Pick out the lines below that contain the string "amount" and copy them all.
---------- Material for the task ----------
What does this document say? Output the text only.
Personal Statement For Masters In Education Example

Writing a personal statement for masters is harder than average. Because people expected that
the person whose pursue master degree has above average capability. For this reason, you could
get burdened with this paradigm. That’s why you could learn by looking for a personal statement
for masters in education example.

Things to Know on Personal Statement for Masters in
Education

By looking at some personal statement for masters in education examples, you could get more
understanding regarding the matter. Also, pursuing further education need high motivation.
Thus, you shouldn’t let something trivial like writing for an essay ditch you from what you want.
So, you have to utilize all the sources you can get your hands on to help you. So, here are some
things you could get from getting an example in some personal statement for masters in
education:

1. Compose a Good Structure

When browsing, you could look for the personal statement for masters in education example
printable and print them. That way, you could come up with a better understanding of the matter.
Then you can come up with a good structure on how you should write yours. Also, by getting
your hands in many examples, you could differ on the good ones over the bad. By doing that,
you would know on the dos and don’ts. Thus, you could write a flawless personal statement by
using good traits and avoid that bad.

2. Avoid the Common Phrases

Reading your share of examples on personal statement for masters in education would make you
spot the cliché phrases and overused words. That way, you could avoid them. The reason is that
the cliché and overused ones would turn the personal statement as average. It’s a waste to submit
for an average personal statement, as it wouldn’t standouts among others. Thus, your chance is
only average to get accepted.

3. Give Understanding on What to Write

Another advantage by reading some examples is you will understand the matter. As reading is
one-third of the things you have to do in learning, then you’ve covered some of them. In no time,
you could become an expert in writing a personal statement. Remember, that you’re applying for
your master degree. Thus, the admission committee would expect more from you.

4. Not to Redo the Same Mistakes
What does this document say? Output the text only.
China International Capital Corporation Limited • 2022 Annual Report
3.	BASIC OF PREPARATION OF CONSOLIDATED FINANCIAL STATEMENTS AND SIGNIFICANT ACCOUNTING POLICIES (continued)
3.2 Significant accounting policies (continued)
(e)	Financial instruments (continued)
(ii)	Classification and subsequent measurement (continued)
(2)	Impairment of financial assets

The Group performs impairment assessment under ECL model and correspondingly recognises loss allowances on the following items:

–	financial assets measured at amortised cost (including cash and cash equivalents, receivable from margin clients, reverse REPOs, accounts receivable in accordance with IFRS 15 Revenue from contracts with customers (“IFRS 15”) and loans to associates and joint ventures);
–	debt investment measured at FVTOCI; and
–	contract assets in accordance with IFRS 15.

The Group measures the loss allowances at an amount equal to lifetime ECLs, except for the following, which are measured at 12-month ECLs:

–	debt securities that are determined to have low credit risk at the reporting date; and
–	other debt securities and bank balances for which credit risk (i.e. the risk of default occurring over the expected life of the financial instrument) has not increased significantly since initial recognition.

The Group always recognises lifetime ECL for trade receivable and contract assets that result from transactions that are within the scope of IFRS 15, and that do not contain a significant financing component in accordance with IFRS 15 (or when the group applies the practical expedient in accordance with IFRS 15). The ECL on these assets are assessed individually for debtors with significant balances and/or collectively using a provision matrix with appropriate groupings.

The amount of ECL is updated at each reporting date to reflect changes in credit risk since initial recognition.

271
----------
Result of the exercise —
The Group measures the loss allowances at an amount equal to lifetime ECLs, except for the following, which are measured at 12-month ECLs:
The amount of ECL is updated at each reporting date to reflect changes in credit risk since initial recognition.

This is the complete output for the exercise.